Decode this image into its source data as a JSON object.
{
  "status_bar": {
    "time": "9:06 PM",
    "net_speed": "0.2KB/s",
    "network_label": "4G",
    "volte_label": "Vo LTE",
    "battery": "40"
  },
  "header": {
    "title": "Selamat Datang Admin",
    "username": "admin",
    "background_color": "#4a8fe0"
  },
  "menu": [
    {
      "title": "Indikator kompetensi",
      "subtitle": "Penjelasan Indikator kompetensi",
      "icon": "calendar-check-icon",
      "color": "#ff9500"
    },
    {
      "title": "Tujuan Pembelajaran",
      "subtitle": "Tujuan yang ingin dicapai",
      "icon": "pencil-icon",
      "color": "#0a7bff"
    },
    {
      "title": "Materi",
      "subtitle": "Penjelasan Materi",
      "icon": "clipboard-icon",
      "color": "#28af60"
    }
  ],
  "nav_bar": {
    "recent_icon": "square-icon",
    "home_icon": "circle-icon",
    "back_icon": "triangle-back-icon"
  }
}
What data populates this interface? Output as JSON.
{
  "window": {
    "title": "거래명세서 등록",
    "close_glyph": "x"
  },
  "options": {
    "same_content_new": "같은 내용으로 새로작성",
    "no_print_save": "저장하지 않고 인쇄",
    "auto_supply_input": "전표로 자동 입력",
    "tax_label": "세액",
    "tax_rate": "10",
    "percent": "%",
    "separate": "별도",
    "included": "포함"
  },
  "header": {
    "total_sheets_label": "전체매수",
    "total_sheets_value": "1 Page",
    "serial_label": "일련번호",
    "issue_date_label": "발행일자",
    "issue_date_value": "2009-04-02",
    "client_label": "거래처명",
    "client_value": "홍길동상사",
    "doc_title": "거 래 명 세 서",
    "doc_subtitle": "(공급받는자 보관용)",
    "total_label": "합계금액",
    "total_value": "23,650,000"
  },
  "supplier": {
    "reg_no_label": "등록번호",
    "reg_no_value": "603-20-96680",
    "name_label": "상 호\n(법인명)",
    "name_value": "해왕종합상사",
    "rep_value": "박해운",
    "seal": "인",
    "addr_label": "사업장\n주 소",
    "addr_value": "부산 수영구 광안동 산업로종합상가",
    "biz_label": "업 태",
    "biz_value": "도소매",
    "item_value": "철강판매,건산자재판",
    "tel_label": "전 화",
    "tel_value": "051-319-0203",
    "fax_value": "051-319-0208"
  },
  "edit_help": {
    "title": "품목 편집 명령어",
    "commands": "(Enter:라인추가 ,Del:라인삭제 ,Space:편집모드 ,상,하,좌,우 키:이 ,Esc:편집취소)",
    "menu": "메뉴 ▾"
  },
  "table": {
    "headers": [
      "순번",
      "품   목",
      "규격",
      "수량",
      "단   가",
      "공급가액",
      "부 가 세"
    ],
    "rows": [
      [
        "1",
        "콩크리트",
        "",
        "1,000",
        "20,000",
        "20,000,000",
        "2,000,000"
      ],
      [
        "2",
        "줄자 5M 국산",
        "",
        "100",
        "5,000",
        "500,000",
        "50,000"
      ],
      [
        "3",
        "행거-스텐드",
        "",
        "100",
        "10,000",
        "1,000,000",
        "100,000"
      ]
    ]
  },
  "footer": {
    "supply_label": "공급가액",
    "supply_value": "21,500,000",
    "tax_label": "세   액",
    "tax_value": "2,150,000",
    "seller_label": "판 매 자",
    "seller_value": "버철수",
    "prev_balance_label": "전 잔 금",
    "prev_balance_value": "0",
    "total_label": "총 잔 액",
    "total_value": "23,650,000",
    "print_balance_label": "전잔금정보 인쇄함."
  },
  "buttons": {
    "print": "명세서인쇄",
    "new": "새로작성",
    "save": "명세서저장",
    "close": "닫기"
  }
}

○ ○ ○ ○

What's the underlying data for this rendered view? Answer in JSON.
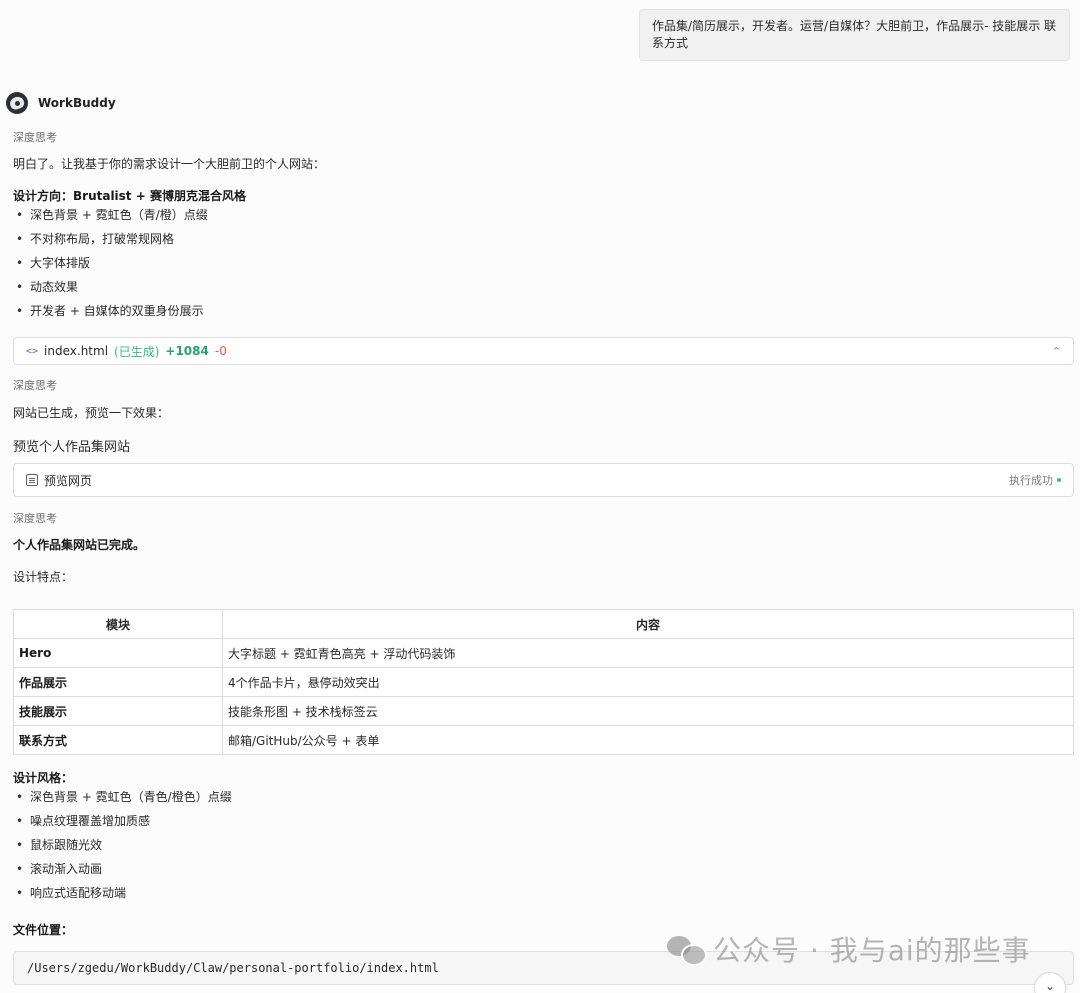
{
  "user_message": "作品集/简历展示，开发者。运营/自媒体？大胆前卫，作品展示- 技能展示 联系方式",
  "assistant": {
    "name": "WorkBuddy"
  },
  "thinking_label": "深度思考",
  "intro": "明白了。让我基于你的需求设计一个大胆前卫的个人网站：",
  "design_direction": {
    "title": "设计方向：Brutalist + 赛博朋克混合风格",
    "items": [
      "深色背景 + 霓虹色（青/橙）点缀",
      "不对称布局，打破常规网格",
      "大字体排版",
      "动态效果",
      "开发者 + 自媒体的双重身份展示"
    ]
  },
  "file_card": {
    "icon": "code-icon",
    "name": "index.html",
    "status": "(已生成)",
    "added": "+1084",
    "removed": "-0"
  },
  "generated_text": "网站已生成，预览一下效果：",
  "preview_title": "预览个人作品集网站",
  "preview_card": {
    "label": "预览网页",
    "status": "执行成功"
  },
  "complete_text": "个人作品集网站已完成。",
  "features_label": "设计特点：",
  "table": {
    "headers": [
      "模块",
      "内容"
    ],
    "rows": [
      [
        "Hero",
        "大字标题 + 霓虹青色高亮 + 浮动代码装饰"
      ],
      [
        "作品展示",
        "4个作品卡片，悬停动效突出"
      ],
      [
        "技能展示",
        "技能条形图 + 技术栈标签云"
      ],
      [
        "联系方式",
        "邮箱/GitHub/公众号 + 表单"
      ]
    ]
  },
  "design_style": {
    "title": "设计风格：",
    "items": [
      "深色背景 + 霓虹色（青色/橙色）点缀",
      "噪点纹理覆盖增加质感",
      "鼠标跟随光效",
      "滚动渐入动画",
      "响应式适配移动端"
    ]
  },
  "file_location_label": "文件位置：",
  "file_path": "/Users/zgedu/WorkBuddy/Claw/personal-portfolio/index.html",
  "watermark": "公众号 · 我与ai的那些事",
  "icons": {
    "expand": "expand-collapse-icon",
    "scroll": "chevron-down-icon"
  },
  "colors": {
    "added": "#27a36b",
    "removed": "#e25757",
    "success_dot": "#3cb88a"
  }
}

○ ○ ○ ○

- Exercise description:
Scan the entries above for the word "作品展示" and collect each line holding it.

- Written answer:
  "user_message": "作品集/简历展示，开发者。运营/自媒体？大胆前卫，作品展示- 技能展示 联系方式",
        "作品展示",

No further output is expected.